* _What is being asked_
Whenever a line contains the string "tavených", copy it out of the entries.

* _The records_
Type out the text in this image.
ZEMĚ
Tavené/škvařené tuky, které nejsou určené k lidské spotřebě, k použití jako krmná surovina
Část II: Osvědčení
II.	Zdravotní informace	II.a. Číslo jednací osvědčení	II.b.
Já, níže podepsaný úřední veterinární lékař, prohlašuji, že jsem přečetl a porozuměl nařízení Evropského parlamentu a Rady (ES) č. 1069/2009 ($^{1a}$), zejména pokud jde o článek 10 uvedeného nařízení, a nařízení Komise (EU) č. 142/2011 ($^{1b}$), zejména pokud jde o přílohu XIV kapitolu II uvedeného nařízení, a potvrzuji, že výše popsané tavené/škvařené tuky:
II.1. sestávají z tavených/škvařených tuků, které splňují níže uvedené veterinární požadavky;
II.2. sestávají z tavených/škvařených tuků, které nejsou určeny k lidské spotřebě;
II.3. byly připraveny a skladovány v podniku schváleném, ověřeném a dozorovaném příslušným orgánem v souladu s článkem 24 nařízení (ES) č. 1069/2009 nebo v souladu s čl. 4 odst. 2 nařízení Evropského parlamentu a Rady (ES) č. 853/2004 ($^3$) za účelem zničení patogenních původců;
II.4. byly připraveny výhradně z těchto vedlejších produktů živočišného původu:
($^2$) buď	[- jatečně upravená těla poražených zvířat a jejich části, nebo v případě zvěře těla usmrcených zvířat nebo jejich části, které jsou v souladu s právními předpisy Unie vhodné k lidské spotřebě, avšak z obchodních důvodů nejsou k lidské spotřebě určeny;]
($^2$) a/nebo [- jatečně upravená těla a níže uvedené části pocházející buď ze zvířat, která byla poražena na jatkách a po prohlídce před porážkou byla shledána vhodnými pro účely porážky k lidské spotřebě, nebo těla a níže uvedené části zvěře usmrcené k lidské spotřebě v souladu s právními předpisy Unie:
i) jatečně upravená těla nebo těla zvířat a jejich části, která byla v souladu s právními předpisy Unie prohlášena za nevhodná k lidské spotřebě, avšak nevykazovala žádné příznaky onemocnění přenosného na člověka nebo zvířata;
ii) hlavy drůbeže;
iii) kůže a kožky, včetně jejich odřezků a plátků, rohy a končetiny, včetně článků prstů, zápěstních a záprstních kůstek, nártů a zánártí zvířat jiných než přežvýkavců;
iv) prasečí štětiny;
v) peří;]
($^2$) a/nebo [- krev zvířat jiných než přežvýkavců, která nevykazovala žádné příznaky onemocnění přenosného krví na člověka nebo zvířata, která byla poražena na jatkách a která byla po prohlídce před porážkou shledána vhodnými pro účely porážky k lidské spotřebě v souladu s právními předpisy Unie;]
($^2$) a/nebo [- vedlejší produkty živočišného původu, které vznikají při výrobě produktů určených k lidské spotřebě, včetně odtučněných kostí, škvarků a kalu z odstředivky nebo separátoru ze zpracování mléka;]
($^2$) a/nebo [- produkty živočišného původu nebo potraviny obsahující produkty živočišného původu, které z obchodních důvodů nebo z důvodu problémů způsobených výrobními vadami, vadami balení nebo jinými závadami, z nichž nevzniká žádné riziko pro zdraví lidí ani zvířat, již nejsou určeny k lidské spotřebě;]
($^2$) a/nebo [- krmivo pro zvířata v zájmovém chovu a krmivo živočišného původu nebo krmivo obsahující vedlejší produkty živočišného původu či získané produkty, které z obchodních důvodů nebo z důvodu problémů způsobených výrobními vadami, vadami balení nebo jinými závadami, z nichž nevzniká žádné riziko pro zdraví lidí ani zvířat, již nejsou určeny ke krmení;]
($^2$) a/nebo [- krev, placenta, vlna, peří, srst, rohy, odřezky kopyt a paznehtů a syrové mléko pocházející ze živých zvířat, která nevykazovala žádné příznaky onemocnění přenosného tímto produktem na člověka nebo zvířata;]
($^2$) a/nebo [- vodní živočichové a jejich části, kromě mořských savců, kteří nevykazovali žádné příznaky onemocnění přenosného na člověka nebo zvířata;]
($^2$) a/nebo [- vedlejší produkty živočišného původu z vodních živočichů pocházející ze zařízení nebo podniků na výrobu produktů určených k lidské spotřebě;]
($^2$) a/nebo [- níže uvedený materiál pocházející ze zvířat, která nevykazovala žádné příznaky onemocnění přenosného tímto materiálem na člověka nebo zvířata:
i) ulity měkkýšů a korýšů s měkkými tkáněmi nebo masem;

* _Reply to the exercise_
II.1. sestávají z tavených/škvařených tuků, které splňují níže uvedené veterinární požadavky;
II.2. sestávají z tavených/škvařených tuků, které nejsou určeny k lidské spotřebě;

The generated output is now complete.